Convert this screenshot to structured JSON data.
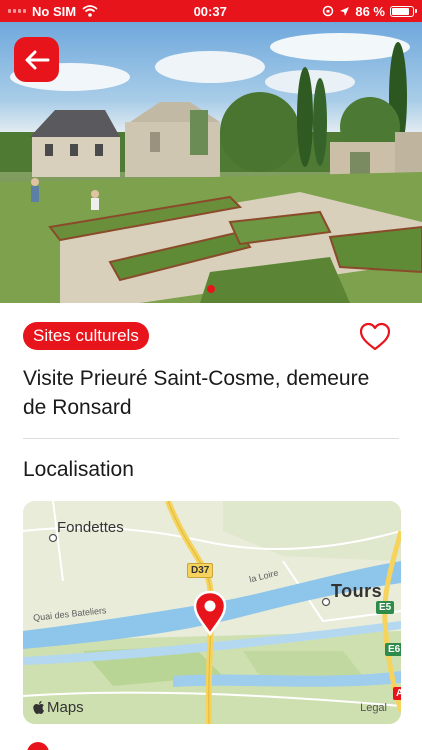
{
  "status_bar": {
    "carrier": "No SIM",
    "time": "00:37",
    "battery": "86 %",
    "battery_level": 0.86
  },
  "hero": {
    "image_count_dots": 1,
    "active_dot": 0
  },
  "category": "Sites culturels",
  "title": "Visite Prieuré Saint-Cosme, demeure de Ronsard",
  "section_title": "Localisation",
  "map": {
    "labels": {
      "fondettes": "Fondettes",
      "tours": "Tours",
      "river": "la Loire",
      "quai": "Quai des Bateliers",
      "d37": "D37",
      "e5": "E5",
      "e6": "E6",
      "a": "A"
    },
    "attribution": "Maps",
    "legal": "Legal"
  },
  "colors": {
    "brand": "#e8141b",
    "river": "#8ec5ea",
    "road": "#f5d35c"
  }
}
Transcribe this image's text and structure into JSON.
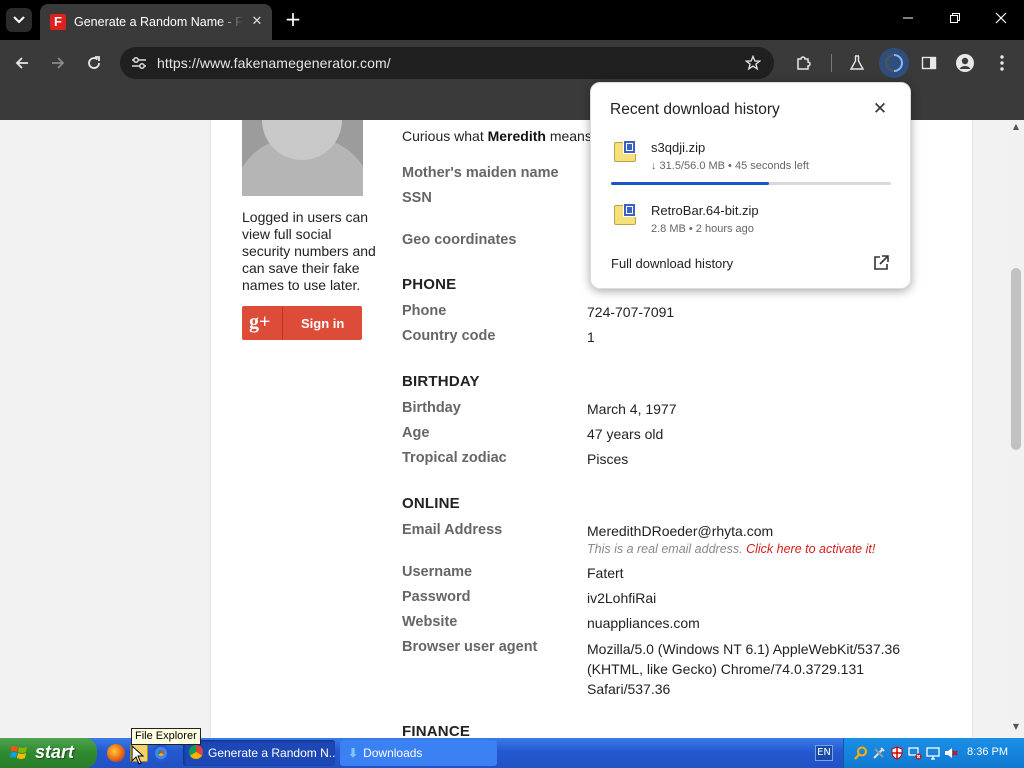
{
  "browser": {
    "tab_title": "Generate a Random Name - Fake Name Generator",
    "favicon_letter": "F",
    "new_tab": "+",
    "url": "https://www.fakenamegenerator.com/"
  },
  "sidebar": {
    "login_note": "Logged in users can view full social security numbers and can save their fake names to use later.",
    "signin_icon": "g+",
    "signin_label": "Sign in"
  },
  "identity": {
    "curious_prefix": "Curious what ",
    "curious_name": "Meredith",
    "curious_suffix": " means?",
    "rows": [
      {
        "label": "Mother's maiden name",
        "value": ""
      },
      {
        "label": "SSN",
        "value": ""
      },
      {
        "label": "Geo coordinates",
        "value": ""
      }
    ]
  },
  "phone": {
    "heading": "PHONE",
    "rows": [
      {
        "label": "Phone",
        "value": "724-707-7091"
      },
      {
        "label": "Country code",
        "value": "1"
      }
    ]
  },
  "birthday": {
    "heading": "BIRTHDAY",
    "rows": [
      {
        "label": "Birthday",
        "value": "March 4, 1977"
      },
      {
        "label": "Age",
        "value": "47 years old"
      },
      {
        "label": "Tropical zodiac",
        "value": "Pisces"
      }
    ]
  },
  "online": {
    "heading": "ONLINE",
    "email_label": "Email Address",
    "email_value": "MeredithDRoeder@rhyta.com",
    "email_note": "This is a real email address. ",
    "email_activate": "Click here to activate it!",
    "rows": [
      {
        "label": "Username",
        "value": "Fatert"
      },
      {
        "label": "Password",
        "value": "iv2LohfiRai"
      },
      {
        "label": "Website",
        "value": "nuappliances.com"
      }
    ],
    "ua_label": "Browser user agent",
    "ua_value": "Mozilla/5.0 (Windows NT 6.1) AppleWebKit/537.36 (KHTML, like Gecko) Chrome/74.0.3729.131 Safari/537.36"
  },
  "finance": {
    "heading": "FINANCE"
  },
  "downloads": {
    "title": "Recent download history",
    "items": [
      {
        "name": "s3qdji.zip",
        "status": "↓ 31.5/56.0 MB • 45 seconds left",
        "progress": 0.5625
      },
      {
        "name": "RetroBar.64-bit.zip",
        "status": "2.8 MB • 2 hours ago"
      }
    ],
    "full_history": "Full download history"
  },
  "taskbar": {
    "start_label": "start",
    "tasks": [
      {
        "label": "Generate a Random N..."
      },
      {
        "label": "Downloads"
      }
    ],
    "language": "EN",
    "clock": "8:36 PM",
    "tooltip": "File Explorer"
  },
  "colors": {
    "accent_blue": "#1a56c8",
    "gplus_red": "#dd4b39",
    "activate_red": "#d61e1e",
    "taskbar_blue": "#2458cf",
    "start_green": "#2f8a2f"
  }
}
....................
**Task details:**
Scan the material above for the string "heading" and return the lines that hold it.

**Answer to this task:**
    "heading": "PHONE",
    "heading": "BIRTHDAY",
    "heading": "ONLINE",
    "heading": "FINANCE"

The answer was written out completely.